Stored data

---

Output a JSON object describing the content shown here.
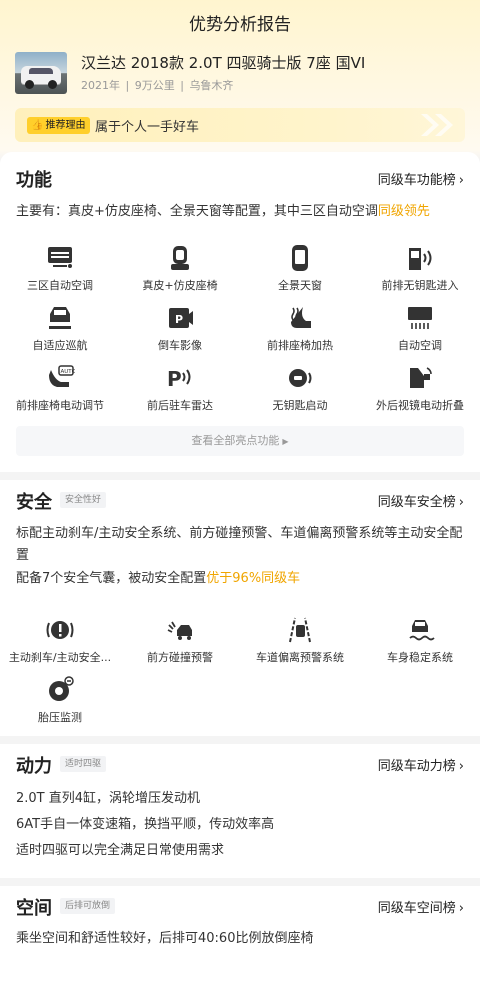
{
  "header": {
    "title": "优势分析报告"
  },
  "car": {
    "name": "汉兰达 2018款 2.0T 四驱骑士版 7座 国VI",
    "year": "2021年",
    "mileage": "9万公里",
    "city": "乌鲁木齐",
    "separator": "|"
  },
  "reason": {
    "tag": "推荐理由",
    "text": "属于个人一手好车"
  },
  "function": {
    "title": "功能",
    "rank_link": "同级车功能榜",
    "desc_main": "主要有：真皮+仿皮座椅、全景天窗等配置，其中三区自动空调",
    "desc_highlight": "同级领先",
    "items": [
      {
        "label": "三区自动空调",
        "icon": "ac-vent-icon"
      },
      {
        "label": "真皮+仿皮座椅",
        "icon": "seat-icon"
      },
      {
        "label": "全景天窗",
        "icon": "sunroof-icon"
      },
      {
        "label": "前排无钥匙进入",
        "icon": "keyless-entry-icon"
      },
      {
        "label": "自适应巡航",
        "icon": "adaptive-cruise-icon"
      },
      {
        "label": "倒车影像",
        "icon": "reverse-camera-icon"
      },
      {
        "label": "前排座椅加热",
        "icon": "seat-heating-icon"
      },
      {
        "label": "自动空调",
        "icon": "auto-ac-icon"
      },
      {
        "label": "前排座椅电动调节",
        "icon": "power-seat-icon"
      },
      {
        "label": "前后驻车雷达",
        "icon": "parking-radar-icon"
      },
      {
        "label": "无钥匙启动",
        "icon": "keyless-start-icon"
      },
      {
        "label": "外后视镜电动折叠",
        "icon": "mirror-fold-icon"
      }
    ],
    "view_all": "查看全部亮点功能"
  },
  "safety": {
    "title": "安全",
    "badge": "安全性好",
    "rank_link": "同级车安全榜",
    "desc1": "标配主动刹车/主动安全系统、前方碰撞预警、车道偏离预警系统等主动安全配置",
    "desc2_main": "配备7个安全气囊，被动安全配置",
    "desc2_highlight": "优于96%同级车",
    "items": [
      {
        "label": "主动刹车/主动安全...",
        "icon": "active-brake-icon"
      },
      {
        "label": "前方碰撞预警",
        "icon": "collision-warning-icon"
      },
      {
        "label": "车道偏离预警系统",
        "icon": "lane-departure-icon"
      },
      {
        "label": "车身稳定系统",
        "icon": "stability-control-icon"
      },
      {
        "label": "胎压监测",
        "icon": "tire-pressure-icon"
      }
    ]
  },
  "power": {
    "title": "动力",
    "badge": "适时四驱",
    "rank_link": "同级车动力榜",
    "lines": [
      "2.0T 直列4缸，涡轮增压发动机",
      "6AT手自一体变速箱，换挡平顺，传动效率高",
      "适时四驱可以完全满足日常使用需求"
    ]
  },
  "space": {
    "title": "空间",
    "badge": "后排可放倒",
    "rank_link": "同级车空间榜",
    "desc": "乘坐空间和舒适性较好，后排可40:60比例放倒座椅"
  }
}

---

What to produce
Transcribe every entry above exactly. Omit all pictures.

Full response
Output a JSON object describing the content shown here.
{
  "header": {
    "title": "优势分析报告"
  },
  "car": {
    "name": "汉兰达 2018款 2.0T 四驱骑士版 7座 国VI",
    "year": "2021年",
    "mileage": "9万公里",
    "city": "乌鲁木齐",
    "separator": "|"
  },
  "reason": {
    "tag": "推荐理由",
    "text": "属于个人一手好车"
  },
  "function": {
    "title": "功能",
    "rank_link": "同级车功能榜",
    "desc_main": "主要有：真皮+仿皮座椅、全景天窗等配置，其中三区自动空调",
    "desc_highlight": "同级领先",
    "items": [
      {
        "label": "三区自动空调",
        "icon": "ac-vent-icon"
      },
      {
        "label": "真皮+仿皮座椅",
        "icon": "seat-icon"
      },
      {
        "label": "全景天窗",
        "icon": "sunroof-icon"
      },
      {
        "label": "前排无钥匙进入",
        "icon": "keyless-entry-icon"
      },
      {
        "label": "自适应巡航",
        "icon": "adaptive-cruise-icon"
      },
      {
        "label": "倒车影像",
        "icon": "reverse-camera-icon"
      },
      {
        "label": "前排座椅加热",
        "icon": "seat-heating-icon"
      },
      {
        "label": "自动空调",
        "icon": "auto-ac-icon"
      },
      {
        "label": "前排座椅电动调节",
        "icon": "power-seat-icon"
      },
      {
        "label": "前后驻车雷达",
        "icon": "parking-radar-icon"
      },
      {
        "label": "无钥匙启动",
        "icon": "keyless-start-icon"
      },
      {
        "label": "外后视镜电动折叠",
        "icon": "mirror-fold-icon"
      }
    ],
    "view_all": "查看全部亮点功能"
  },
  "safety": {
    "title": "安全",
    "badge": "安全性好",
    "rank_link": "同级车安全榜",
    "desc1": "标配主动刹车/主动安全系统、前方碰撞预警、车道偏离预警系统等主动安全配置",
    "desc2_main": "配备7个安全气囊，被动安全配置",
    "desc2_highlight": "优于96%同级车",
    "items": [
      {
        "label": "主动刹车/主动安全...",
        "icon": "active-brake-icon"
      },
      {
        "label": "前方碰撞预警",
        "icon": "collision-warning-icon"
      },
      {
        "label": "车道偏离预警系统",
        "icon": "lane-departure-icon"
      },
      {
        "label": "车身稳定系统",
        "icon": "stability-control-icon"
      },
      {
        "label": "胎压监测",
        "icon": "tire-pressure-icon"
      }
    ]
  },
  "power": {
    "title": "动力",
    "badge": "适时四驱",
    "rank_link": "同级车动力榜",
    "lines": [
      "2.0T 直列4缸，涡轮增压发动机",
      "6AT手自一体变速箱，换挡平顺，传动效率高",
      "适时四驱可以完全满足日常使用需求"
    ]
  },
  "space": {
    "title": "空间",
    "badge": "后排可放倒",
    "rank_link": "同级车空间榜",
    "desc": "乘坐空间和舒适性较好，后排可40:60比例放倒座椅"
  }
}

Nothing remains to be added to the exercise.